§ Data shown
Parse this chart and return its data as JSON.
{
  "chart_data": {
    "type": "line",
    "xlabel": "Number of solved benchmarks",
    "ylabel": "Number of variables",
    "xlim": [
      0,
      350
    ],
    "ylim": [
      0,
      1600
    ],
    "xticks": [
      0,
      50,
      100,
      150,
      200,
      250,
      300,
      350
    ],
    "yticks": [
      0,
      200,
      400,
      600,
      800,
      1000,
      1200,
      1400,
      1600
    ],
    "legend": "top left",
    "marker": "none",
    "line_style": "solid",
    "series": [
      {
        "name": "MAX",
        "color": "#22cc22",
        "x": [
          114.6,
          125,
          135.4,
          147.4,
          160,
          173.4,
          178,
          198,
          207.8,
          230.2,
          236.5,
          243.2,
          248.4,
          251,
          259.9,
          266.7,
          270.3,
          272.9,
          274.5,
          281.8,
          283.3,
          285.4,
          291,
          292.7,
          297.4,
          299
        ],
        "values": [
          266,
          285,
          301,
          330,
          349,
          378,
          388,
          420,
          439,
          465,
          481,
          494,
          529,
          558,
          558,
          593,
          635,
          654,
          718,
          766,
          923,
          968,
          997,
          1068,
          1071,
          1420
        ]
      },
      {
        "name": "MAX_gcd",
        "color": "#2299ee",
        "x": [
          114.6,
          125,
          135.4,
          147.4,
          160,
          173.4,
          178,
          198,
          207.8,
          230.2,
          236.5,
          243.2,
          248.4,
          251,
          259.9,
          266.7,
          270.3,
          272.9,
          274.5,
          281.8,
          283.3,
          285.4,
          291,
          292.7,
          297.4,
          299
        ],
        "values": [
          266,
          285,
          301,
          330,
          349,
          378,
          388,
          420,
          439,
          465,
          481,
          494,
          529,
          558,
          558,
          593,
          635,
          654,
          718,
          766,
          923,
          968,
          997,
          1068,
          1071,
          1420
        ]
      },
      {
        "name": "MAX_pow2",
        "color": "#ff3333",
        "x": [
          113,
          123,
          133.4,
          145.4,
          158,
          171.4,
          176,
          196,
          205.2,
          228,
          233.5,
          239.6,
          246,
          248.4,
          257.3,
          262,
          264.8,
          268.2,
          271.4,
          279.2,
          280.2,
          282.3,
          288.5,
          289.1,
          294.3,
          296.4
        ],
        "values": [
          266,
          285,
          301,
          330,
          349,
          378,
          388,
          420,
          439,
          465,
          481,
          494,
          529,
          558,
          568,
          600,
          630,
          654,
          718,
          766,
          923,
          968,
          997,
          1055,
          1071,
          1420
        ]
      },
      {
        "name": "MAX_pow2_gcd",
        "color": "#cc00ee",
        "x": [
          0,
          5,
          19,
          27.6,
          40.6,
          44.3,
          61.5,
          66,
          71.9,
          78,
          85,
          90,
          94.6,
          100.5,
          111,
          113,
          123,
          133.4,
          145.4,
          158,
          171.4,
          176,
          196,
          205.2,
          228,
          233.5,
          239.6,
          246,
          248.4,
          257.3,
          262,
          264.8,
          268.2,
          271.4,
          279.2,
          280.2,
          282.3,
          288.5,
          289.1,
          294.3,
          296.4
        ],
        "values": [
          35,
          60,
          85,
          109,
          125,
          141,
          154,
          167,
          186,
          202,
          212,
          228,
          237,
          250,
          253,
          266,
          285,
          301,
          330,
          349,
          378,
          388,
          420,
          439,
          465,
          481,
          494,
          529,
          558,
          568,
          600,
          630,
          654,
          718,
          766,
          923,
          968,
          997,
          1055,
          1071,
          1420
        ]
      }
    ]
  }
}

§ Goal
Pull every line containing "name" from the material above.

§ Exercise result
        "name": "MAX",
        "name": "MAX_gcd",
        "name": "MAX_pow2",
        "name": "MAX_pow2_gcd",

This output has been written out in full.